- What needs to be done -
Count every line where "removal" occurs. Give the total alone.

- Provided entries -
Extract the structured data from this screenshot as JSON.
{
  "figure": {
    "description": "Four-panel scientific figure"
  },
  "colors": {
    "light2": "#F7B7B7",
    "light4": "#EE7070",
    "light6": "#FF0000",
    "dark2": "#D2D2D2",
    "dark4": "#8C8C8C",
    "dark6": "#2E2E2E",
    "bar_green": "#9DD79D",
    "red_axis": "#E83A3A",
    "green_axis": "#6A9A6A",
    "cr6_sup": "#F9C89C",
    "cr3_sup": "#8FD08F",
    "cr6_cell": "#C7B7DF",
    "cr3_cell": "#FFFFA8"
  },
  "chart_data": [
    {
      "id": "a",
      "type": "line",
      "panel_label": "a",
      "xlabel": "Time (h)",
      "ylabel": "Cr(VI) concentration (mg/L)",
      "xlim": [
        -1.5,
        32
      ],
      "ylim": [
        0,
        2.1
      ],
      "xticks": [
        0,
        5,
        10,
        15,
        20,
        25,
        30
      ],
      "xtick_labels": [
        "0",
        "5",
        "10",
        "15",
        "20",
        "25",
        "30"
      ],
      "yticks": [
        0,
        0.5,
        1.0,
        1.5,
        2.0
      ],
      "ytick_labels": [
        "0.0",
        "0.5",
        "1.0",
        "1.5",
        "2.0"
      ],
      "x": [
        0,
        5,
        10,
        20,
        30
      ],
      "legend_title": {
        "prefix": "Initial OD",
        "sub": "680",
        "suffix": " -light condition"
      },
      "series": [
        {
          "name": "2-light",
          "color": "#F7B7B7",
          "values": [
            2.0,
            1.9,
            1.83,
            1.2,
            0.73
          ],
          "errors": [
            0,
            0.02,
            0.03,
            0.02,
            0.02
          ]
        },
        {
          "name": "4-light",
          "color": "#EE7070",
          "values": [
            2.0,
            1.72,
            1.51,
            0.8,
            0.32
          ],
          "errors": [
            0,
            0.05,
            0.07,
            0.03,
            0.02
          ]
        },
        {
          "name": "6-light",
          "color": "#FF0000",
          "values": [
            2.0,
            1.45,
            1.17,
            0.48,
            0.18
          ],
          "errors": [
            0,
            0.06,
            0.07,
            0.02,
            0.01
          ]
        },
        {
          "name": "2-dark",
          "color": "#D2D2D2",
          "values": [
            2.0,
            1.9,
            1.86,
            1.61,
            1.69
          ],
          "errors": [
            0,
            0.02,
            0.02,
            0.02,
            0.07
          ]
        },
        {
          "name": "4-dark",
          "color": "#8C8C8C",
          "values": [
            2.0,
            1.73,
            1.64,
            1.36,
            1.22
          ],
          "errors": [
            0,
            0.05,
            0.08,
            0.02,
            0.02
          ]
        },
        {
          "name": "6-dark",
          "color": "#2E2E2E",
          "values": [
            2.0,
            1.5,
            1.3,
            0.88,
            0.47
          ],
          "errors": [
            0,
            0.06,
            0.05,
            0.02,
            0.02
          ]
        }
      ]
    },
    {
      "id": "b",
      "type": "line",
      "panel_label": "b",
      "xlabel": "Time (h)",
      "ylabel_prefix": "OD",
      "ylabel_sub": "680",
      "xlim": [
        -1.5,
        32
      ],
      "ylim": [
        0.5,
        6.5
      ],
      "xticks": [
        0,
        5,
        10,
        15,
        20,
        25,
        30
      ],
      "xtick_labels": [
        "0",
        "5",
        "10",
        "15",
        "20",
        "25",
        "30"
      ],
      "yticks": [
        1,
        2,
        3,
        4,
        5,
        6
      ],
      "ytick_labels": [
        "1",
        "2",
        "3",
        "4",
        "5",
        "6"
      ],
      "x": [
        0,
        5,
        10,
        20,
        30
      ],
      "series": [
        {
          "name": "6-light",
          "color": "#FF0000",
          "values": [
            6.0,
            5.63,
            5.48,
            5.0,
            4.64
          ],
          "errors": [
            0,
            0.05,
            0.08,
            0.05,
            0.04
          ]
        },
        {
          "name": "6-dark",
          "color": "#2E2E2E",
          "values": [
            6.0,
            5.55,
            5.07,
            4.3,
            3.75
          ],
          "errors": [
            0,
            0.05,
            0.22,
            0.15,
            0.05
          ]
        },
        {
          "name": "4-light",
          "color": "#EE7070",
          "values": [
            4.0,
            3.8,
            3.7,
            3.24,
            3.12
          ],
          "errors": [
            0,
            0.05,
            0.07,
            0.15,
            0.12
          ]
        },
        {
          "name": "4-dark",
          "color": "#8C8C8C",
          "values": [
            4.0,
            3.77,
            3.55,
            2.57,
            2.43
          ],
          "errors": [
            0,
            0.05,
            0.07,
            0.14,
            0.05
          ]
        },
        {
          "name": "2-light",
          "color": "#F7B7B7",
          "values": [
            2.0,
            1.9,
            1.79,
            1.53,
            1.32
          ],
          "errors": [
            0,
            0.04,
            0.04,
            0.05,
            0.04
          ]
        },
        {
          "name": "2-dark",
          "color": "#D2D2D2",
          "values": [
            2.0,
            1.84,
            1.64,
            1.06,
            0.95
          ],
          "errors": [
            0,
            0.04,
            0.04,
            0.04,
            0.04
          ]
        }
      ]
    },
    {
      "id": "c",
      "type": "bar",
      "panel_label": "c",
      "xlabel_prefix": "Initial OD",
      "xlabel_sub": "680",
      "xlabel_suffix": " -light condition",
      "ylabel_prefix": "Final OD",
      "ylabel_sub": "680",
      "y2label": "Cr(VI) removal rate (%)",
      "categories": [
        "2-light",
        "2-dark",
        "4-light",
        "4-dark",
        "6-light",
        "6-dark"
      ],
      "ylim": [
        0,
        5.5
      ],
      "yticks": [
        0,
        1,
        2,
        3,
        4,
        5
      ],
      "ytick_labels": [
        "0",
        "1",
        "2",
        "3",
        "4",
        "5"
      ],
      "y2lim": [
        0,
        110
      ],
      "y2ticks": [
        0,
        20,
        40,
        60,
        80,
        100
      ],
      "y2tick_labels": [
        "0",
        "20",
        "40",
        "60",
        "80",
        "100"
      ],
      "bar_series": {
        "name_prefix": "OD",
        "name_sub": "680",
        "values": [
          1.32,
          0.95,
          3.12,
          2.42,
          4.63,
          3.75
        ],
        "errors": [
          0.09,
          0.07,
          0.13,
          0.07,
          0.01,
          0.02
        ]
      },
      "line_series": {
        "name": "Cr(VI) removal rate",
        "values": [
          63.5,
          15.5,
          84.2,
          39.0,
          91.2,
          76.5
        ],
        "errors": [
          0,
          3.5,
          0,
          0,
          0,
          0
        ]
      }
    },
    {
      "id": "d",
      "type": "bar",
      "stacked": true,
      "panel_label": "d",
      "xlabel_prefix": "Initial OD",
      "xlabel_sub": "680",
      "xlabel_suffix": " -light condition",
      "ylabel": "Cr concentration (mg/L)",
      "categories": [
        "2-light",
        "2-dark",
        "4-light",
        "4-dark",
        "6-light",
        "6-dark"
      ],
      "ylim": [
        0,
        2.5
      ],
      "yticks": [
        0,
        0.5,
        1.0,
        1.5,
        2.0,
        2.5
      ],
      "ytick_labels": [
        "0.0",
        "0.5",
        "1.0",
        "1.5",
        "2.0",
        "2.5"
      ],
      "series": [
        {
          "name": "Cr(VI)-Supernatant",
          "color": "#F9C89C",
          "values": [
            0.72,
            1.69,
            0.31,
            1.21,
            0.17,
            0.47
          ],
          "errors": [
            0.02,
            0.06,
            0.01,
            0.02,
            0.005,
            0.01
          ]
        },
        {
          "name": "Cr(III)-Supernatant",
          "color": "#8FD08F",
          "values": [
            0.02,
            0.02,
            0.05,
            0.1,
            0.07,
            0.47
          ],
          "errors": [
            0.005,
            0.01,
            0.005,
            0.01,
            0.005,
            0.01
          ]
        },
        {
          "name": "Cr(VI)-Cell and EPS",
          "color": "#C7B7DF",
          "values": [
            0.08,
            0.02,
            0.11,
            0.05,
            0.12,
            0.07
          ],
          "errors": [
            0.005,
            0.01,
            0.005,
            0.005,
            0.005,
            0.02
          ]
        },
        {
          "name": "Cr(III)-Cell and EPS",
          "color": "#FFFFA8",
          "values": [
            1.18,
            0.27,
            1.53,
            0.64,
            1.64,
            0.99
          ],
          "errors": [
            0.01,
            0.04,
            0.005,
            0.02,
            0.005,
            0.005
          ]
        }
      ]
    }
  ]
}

- Exercise response -
2